Exercise aim - Take from the listing each line that has the string "States".

[start]

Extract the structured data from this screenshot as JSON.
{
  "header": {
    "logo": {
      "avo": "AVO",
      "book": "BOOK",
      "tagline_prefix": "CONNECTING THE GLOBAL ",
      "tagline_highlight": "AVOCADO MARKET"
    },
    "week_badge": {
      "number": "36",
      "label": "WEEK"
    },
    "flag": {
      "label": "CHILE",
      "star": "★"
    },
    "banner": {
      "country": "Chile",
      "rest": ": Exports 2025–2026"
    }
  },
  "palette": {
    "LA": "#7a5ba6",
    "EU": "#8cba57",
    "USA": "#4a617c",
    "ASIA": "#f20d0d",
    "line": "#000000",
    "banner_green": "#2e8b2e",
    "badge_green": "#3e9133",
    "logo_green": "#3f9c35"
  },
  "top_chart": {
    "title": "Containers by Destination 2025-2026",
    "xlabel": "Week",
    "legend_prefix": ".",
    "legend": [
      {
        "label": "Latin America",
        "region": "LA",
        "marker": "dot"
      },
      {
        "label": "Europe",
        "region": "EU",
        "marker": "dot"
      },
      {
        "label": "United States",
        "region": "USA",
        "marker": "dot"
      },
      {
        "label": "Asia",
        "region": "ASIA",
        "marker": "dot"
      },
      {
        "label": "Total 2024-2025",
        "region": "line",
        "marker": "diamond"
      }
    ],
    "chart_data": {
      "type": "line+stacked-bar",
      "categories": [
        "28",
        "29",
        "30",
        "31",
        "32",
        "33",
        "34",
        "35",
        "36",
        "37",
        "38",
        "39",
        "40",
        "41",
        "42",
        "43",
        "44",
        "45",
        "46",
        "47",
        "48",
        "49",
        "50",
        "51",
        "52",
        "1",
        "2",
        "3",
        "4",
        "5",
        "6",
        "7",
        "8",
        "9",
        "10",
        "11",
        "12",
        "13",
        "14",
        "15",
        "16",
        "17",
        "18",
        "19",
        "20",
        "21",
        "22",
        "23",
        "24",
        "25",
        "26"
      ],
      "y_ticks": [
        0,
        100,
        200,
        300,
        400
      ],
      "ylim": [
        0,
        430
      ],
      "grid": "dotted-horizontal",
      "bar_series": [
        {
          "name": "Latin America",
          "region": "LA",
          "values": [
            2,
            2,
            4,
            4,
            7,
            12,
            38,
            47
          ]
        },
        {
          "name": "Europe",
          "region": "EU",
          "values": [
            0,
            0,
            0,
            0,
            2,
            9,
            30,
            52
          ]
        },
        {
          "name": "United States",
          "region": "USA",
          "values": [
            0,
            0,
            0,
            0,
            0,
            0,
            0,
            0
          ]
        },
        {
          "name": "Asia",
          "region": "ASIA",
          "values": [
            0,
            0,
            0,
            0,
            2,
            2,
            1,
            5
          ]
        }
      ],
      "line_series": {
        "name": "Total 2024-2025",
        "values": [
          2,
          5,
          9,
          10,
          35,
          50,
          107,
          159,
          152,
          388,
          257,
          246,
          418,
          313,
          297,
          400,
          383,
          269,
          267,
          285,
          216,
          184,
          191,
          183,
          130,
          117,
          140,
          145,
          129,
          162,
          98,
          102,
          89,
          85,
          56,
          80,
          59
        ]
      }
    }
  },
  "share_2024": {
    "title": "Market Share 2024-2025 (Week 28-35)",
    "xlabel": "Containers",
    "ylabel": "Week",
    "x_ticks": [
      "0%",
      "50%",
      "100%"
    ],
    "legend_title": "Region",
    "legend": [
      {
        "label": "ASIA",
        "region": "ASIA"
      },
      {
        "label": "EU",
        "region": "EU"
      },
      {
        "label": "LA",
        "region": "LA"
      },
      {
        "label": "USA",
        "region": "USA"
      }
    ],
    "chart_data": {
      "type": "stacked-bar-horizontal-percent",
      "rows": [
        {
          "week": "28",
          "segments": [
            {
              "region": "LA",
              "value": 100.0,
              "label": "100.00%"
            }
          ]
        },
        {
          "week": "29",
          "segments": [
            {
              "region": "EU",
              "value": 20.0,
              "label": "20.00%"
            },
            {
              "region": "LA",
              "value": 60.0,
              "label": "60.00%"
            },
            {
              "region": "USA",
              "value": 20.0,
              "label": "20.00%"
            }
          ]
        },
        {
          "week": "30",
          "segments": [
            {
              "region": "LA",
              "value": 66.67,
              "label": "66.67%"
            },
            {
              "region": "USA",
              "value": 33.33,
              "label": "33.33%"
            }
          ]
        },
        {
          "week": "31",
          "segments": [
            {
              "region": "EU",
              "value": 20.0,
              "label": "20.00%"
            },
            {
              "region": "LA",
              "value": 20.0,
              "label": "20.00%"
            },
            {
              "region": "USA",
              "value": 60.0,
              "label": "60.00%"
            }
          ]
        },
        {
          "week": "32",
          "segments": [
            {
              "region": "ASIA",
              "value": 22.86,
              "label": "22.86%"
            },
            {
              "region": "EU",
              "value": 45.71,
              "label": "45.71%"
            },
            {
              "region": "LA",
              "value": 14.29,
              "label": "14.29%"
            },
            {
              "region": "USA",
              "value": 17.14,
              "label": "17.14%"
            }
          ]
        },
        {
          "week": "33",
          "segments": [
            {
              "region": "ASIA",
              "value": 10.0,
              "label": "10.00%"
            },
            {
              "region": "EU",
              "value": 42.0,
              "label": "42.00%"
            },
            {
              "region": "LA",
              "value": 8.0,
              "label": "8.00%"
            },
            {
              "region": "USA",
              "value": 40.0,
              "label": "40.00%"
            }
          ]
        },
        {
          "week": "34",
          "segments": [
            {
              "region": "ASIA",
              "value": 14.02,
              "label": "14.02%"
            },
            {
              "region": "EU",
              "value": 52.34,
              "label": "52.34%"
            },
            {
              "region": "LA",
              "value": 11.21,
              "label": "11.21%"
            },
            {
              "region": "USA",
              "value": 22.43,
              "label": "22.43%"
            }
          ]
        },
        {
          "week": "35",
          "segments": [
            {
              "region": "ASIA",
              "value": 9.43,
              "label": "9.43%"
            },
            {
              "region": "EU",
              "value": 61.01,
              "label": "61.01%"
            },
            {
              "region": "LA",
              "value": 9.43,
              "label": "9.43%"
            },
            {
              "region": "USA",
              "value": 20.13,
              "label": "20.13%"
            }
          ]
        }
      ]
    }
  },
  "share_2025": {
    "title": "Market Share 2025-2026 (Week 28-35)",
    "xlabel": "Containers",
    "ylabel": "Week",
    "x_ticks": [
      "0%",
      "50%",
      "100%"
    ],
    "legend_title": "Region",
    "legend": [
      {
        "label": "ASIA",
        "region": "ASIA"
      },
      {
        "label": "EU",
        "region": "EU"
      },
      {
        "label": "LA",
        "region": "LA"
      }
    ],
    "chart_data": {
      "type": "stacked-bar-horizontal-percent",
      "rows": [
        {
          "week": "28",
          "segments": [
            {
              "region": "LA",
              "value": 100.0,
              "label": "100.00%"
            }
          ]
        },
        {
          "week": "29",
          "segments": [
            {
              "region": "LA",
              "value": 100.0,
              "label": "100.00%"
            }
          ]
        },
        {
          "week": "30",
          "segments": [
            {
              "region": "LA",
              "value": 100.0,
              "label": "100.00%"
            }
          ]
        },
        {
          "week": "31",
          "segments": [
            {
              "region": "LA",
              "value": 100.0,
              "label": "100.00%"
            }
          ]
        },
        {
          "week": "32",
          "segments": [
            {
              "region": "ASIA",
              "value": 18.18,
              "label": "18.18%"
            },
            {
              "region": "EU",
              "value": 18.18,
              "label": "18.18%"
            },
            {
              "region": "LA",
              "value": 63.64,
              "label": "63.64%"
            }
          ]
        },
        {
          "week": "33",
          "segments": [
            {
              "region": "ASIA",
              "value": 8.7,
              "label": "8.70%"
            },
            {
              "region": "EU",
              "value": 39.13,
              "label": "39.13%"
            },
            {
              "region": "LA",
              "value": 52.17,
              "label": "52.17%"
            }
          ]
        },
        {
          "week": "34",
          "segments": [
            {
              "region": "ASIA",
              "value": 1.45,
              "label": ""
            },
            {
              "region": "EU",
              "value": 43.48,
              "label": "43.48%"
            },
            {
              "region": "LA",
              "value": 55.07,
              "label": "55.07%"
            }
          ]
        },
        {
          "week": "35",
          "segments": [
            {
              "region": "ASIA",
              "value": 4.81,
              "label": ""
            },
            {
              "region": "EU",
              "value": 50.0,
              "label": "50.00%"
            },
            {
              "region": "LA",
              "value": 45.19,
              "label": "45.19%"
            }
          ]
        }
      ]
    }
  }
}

[end]

Task solution -
        "label": "United States",
          "name": "United States",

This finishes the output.